WHAT THIS TASK INVOLVES - What you return should match every record exactly, with the images removed.

MATERIAL FOR THIS EXERCISE -
_ _ _ _ _ _ _

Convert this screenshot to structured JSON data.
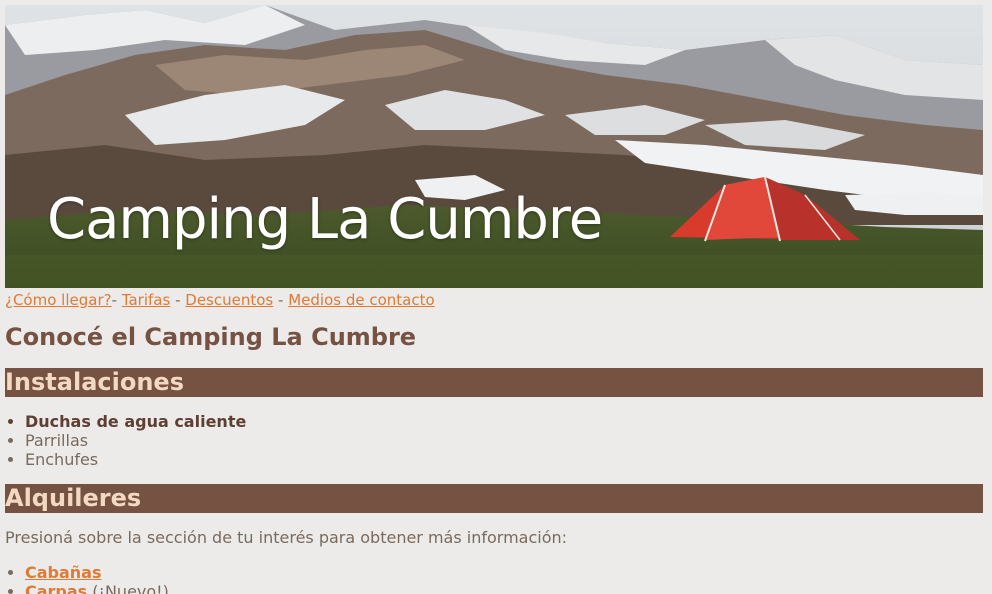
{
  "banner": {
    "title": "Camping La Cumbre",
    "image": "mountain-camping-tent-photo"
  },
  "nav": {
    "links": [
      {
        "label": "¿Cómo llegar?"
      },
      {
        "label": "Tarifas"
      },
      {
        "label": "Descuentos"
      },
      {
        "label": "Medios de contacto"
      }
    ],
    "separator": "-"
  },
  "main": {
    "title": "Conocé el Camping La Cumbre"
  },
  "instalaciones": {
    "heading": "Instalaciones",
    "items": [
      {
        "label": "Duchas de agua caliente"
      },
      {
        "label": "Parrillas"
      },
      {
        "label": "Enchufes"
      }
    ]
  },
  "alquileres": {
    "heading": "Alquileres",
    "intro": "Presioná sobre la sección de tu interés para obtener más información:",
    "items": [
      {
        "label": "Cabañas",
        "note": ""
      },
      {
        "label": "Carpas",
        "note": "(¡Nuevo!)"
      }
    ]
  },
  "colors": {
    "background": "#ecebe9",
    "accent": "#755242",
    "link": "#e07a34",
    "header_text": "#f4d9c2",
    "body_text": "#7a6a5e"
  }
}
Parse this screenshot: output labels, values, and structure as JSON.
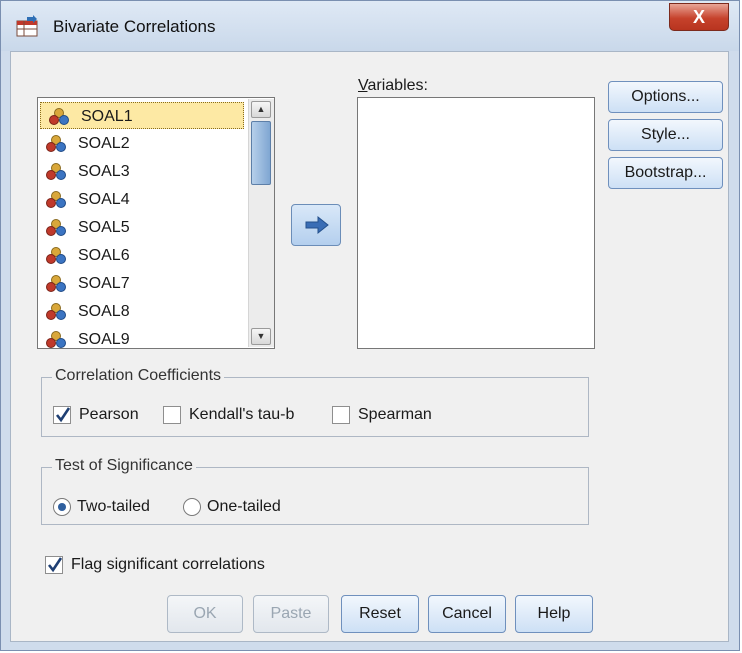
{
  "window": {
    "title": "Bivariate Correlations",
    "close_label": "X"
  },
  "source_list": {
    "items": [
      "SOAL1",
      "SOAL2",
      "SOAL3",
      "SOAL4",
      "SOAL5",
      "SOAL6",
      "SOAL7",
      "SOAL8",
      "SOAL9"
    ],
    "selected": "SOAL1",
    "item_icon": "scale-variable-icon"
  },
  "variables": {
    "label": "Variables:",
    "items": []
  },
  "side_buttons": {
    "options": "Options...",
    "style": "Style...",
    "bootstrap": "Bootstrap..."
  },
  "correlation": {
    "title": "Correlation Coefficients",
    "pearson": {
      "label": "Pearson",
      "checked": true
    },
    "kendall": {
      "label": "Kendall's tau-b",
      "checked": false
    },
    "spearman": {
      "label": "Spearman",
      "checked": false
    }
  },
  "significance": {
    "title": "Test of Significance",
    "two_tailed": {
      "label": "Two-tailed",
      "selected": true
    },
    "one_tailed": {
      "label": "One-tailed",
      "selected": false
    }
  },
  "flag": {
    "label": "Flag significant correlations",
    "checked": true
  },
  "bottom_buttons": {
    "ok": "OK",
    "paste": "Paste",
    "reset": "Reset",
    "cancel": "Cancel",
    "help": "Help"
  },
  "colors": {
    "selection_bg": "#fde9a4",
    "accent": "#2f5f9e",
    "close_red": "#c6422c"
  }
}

_ _ _ _ _ _ _

SOLUTION -
Convert this screenshot to structured JSON data.
{
  "banner": {
    "title": "Camping La Cumbre",
    "image": "mountain-camping-tent-photo"
  },
  "nav": {
    "links": [
      {
        "label": "¿Cómo llegar?"
      },
      {
        "label": "Tarifas"
      },
      {
        "label": "Descuentos"
      },
      {
        "label": "Medios de contacto"
      }
    ],
    "separator": "-"
  },
  "main": {
    "title": "Conocé el Camping La Cumbre"
  },
  "instalaciones": {
    "heading": "Instalaciones",
    "items": [
      {
        "label": "Duchas de agua caliente"
      },
      {
        "label": "Parrillas"
      },
      {
        "label": "Enchufes"
      }
    ]
  },
  "alquileres": {
    "heading": "Alquileres",
    "intro": "Presioná sobre la sección de tu interés para obtener más información:",
    "items": [
      {
        "label": "Cabañas",
        "note": ""
      },
      {
        "label": "Carpas",
        "note": "(¡Nuevo!)"
      }
    ]
  },
  "colors": {
    "background": "#ecebe9",
    "accent": "#755242",
    "link": "#e07a34",
    "header_text": "#f4d9c2",
    "body_text": "#7a6a5e"
  }
}
Parse this screenshot: output labels, values, and structure as JSON.
{
  "window": {
    "title": "Bivariate Correlations",
    "close_label": "X"
  },
  "source_list": {
    "items": [
      "SOAL1",
      "SOAL2",
      "SOAL3",
      "SOAL4",
      "SOAL5",
      "SOAL6",
      "SOAL7",
      "SOAL8",
      "SOAL9"
    ],
    "selected": "SOAL1",
    "item_icon": "scale-variable-icon"
  },
  "variables": {
    "label": "Variables:",
    "items": []
  },
  "side_buttons": {
    "options": "Options...",
    "style": "Style...",
    "bootstrap": "Bootstrap..."
  },
  "correlation": {
    "title": "Correlation Coefficients",
    "pearson": {
      "label": "Pearson",
      "checked": true
    },
    "kendall": {
      "label": "Kendall's tau-b",
      "checked": false
    },
    "spearman": {
      "label": "Spearman",
      "checked": false
    }
  },
  "significance": {
    "title": "Test of Significance",
    "two_tailed": {
      "label": "Two-tailed",
      "selected": true
    },
    "one_tailed": {
      "label": "One-tailed",
      "selected": false
    }
  },
  "flag": {
    "label": "Flag significant correlations",
    "checked": true
  },
  "bottom_buttons": {
    "ok": "OK",
    "paste": "Paste",
    "reset": "Reset",
    "cancel": "Cancel",
    "help": "Help"
  },
  "colors": {
    "selection_bg": "#fde9a4",
    "accent": "#2f5f9e",
    "close_red": "#c6422c"
  }
}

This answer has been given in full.